WHAT THE TASK ASKS:
Which lines hold the word "Enlil"? Show each of them.
--- Start RECORDS SHOWN ---
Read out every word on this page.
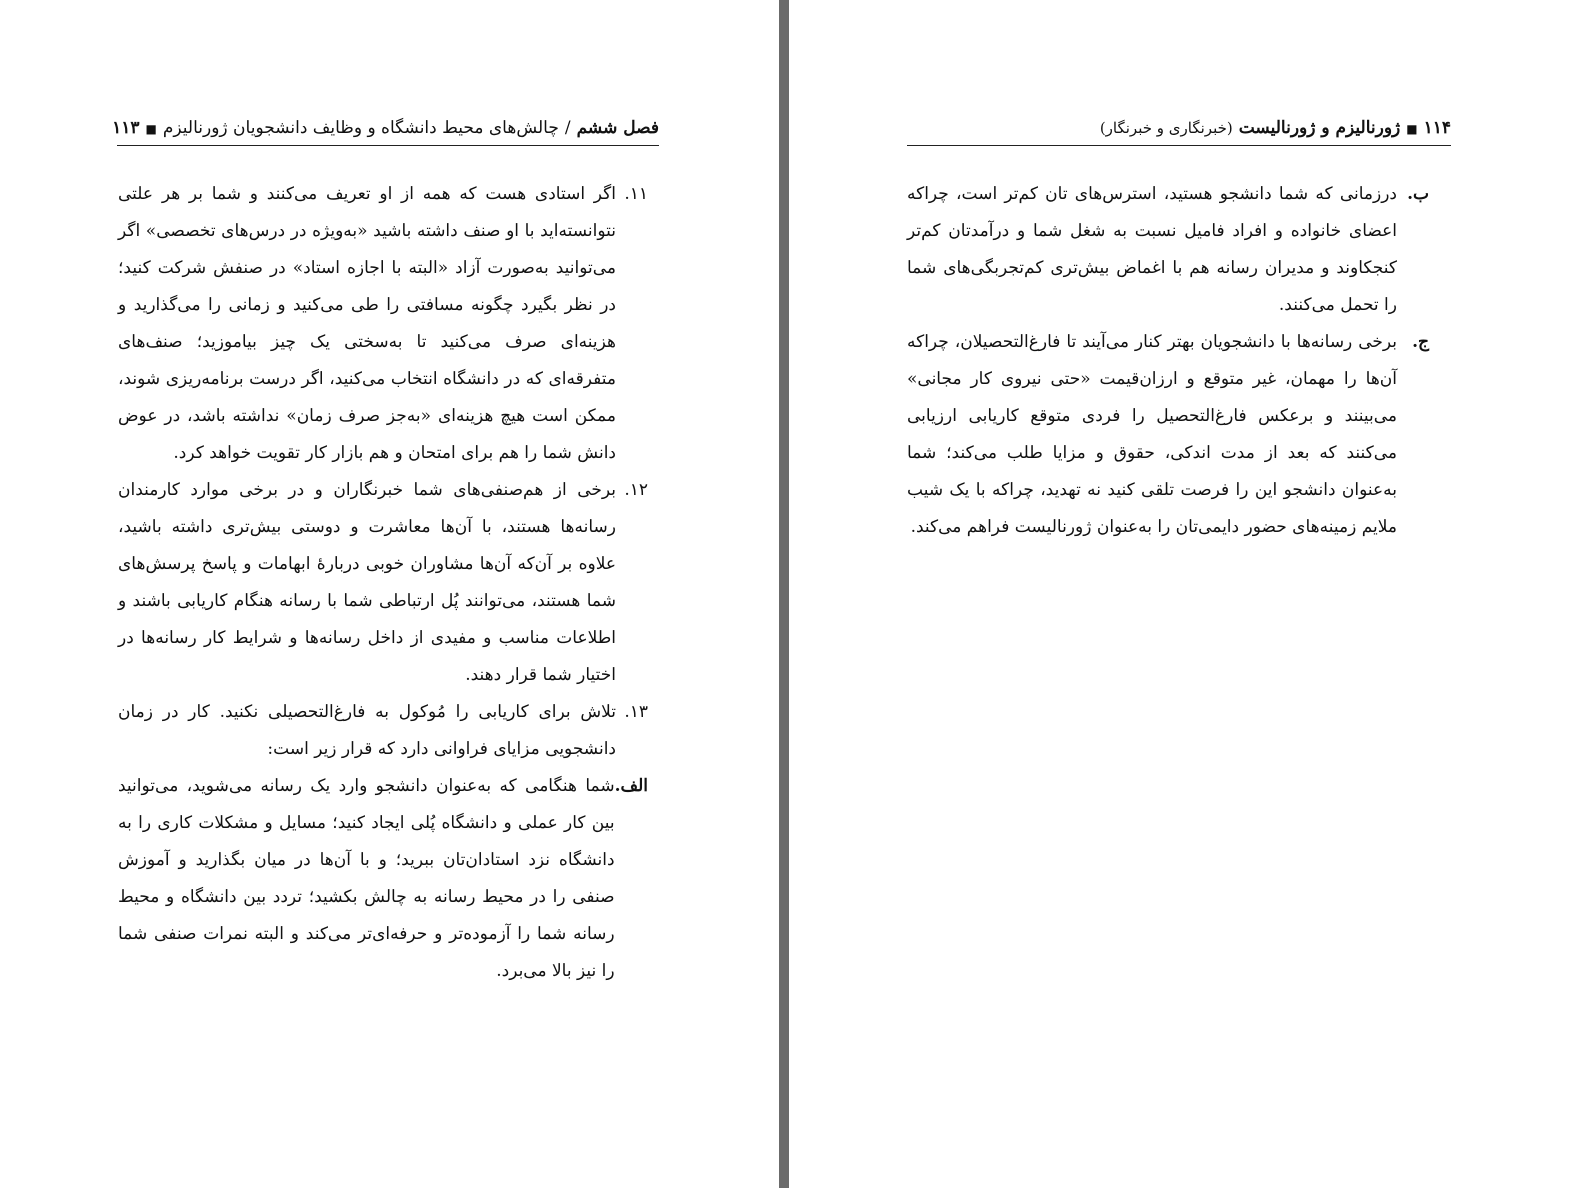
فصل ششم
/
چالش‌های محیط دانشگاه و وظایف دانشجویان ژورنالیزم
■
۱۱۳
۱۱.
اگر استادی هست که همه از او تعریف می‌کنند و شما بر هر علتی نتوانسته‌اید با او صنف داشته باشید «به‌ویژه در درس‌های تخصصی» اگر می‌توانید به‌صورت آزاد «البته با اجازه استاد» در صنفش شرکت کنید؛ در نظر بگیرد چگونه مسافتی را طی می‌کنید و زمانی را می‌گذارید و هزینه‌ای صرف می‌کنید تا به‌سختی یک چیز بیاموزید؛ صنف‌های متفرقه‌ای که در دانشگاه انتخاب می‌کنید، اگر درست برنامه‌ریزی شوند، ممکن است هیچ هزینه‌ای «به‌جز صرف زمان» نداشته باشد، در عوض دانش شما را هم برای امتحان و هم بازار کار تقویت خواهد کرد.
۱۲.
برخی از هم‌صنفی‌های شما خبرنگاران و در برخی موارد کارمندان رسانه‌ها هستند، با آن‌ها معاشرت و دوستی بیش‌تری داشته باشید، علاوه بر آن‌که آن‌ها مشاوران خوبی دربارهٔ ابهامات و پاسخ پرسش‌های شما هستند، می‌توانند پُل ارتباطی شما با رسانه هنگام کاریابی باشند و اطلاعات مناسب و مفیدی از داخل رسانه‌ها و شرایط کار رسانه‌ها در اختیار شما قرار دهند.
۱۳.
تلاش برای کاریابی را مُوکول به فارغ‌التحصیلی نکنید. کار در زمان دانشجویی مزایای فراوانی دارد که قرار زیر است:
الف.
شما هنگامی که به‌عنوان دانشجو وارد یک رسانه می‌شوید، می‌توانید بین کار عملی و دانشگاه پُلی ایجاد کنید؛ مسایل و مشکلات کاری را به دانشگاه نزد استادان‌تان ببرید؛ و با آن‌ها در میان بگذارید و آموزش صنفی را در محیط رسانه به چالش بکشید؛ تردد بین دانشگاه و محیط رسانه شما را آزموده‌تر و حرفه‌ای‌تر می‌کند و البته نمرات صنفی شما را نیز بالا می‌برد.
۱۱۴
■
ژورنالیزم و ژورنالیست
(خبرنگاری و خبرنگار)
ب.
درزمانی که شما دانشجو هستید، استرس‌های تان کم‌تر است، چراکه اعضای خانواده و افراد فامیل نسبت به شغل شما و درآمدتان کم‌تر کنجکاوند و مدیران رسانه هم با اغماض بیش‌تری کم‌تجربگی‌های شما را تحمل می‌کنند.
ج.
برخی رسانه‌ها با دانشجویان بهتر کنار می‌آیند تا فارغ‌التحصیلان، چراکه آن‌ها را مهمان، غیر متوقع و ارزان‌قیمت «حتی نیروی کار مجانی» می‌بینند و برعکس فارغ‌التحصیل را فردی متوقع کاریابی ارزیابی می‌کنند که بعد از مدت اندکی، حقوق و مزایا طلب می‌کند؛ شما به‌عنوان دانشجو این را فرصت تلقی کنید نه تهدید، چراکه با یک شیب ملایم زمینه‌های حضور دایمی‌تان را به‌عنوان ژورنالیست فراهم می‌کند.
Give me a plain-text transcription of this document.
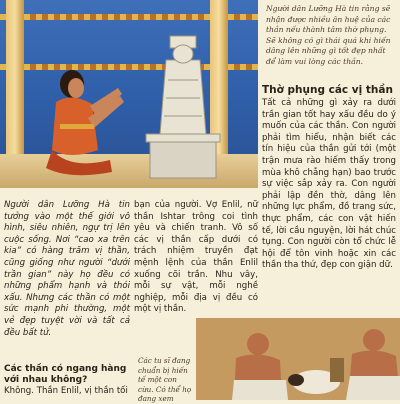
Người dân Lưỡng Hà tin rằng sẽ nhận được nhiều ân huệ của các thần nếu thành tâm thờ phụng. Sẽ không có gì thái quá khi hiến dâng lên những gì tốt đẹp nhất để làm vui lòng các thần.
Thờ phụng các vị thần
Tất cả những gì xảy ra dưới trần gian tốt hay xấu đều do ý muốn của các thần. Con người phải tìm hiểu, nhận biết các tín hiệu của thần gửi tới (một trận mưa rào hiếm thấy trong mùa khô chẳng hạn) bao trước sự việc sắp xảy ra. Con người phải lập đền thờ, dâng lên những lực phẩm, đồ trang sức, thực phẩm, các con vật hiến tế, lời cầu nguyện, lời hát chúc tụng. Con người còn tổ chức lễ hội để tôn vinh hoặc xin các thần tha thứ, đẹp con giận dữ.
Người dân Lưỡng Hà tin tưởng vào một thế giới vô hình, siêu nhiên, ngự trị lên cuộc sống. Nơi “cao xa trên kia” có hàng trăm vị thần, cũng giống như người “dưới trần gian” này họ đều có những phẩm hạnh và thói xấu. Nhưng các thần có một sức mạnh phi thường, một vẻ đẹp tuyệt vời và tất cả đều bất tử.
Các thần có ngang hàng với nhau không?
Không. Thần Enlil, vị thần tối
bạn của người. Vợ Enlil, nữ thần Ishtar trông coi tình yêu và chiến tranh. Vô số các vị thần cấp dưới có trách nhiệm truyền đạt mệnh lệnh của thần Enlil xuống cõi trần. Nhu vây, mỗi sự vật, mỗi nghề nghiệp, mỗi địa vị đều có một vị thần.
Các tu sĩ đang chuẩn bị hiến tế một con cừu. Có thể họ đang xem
--- End RECORDS SHOWN ---
FINISHED EXERCISE:
Không. Thần Enlil, vị thần tối
bạn của người. Vợ Enlil, nữ thần Ishtar trông coi tình yêu và chiến tranh. Vô số các vị thần cấp dưới có trách nhiệm truyền đạt mệnh lệnh của thần Enlil xuống cõi trần. Nhu vây, mỗi sự vật, mỗi nghề nghiệp, mỗi địa vị đều có một vị thần.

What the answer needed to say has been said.